= INFORMATION SHOWN =

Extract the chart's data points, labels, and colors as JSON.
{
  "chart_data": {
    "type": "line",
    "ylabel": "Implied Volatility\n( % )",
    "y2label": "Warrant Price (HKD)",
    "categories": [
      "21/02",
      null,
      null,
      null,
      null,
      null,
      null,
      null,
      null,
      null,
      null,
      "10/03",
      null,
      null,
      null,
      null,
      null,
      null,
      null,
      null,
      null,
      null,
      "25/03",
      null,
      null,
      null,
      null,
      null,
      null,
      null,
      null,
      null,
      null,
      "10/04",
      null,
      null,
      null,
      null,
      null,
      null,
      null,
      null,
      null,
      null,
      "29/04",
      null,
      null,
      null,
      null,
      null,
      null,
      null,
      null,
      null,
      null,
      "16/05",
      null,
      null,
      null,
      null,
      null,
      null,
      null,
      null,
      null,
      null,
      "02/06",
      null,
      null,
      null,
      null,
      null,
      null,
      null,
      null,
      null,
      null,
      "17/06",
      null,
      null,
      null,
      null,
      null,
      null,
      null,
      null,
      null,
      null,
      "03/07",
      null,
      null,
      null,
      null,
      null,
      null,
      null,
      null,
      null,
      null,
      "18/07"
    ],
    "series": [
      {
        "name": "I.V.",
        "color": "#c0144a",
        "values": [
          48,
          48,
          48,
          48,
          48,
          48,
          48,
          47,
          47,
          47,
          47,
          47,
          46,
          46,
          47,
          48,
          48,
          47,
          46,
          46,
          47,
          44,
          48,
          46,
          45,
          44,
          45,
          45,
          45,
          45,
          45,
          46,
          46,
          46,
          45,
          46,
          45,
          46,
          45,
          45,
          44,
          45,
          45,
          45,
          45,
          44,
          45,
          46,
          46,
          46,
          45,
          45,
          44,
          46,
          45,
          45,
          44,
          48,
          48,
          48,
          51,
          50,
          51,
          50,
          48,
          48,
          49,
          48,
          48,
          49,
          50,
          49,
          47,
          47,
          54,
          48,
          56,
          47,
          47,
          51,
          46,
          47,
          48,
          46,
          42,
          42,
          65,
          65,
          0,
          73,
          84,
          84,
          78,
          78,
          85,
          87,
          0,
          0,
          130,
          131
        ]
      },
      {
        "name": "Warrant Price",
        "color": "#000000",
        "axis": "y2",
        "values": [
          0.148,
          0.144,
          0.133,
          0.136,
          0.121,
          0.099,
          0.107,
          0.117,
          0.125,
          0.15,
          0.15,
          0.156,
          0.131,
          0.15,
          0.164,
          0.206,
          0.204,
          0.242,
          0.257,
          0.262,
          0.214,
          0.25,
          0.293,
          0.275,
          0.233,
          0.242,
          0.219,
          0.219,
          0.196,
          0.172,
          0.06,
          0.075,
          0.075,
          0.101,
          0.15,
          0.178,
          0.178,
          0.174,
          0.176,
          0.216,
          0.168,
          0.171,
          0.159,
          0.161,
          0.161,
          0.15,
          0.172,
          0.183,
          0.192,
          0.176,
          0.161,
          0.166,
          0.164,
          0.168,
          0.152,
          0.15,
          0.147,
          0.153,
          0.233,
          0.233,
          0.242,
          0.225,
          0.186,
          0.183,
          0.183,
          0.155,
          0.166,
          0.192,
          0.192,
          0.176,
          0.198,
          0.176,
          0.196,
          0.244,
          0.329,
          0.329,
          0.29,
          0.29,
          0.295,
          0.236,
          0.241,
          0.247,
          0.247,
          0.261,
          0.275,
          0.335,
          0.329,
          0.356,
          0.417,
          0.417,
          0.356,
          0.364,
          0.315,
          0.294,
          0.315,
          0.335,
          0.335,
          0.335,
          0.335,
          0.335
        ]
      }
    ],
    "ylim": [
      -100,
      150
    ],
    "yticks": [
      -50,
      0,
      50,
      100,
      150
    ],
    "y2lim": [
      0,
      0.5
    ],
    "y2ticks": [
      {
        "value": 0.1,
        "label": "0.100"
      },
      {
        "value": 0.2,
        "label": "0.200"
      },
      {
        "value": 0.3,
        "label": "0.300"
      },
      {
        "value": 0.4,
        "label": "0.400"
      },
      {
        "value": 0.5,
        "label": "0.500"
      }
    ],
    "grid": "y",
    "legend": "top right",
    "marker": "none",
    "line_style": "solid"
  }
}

= WHAT THE TASK REQUIRES =
Write out every line from the records above, word for word.

= TASK OUTPUT =
Extract the chart's data points, labels, and colors as JSON.
{
  "chart_data": {
    "type": "line",
    "ylabel": "Implied Volatility\n( % )",
    "y2label": "Warrant Price (HKD)",
    "categories": [
      "21/02",
      null,
      null,
      null,
      null,
      null,
      null,
      null,
      null,
      null,
      null,
      "10/03",
      null,
      null,
      null,
      null,
      null,
      null,
      null,
      null,
      null,
      null,
      "25/03",
      null,
      null,
      null,
      null,
      null,
      null,
      null,
      null,
      null,
      null,
      "10/04",
      null,
      null,
      null,
      null,
      null,
      null,
      null,
      null,
      null,
      null,
      "29/04",
      null,
      null,
      null,
      null,
      null,
      null,
      null,
      null,
      null,
      null,
      "16/05",
      null,
      null,
      null,
      null,
      null,
      null,
      null,
      null,
      null,
      null,
      "02/06",
      null,
      null,
      null,
      null,
      null,
      null,
      null,
      null,
      null,
      null,
      "17/06",
      null,
      null,
      null,
      null,
      null,
      null,
      null,
      null,
      null,
      null,
      "03/07",
      null,
      null,
      null,
      null,
      null,
      null,
      null,
      null,
      null,
      null,
      "18/07"
    ],
    "series": [
      {
        "name": "I.V.",
        "color": "#c0144a",
        "values": [
          48,
          48,
          48,
          48,
          48,
          48,
          48,
          47,
          47,
          47,
          47,
          47,
          46,
          46,
          47,
          48,
          48,
          47,
          46,
          46,
          47,
          44,
          48,
          46,
          45,
          44,
          45,
          45,
          45,
          45,
          45,
          46,
          46,
          46,
          45,
          46,
          45,
          46,
          45,
          45,
          44,
          45,
          45,
          45,
          45,
          44,
          45,
          46,
          46,
          46,
          45,
          45,
          44,
          46,
          45,
          45,
          44,
          48,
          48,
          48,
          51,
          50,
          51,
          50,
          48,
          48,
          49,
          48,
          48,
          49,
          50,
          49,
          47,
          47,
          54,
          48,
          56,
          47,
          47,
          51,
          46,
          47,
          48,
          46,
          42,
          42,
          65,
          65,
          0,
          73,
          84,
          84,
          78,
          78,
          85,
          87,
          0,
          0,
          130,
          131
        ]
      },
      {
        "name": "Warrant Price",
        "color": "#000000",
        "axis": "y2",
        "values": [
          0.148,
          0.144,
          0.133,
          0.136,
          0.121,
          0.099,
          0.107,
          0.117,
          0.125,
          0.15,
          0.15,
          0.156,
          0.131,
          0.15,
          0.164,
          0.206,
          0.204,
          0.242,
          0.257,
          0.262,
          0.214,
          0.25,
          0.293,
          0.275,
          0.233,
          0.242,
          0.219,
          0.219,
          0.196,
          0.172,
          0.06,
          0.075,
          0.075,
          0.101,
          0.15,
          0.178,
          0.178,
          0.174,
          0.176,
          0.216,
          0.168,
          0.171,
          0.159,
          0.161,
          0.161,
          0.15,
          0.172,
          0.183,
          0.192,
          0.176,
          0.161,
          0.166,
          0.164,
          0.168,
          0.152,
          0.15,
          0.147,
          0.153,
          0.233,
          0.233,
          0.242,
          0.225,
          0.186,
          0.183,
          0.183,
          0.155,
          0.166,
          0.192,
          0.192,
          0.176,
          0.198,
          0.176,
          0.196,
          0.244,
          0.329,
          0.329,
          0.29,
          0.29,
          0.295,
          0.236,
          0.241,
          0.247,
          0.247,
          0.261,
          0.275,
          0.335,
          0.329,
          0.356,
          0.417,
          0.417,
          0.356,
          0.364,
          0.315,
          0.294,
          0.315,
          0.335,
          0.335,
          0.335,
          0.335,
          0.335
        ]
      }
    ],
    "ylim": [
      -100,
      150
    ],
    "yticks": [
      -50,
      0,
      50,
      100,
      150
    ],
    "y2lim": [
      0,
      0.5
    ],
    "y2ticks": [
      {
        "value": 0.1,
        "label": "0.100"
      },
      {
        "value": 0.2,
        "label": "0.200"
      },
      {
        "value": 0.3,
        "label": "0.300"
      },
      {
        "value": 0.4,
        "label": "0.400"
      },
      {
        "value": 0.5,
        "label": "0.500"
      }
    ],
    "grid": "y",
    "legend": "top right",
    "marker": "none",
    "line_style": "solid"
  }
}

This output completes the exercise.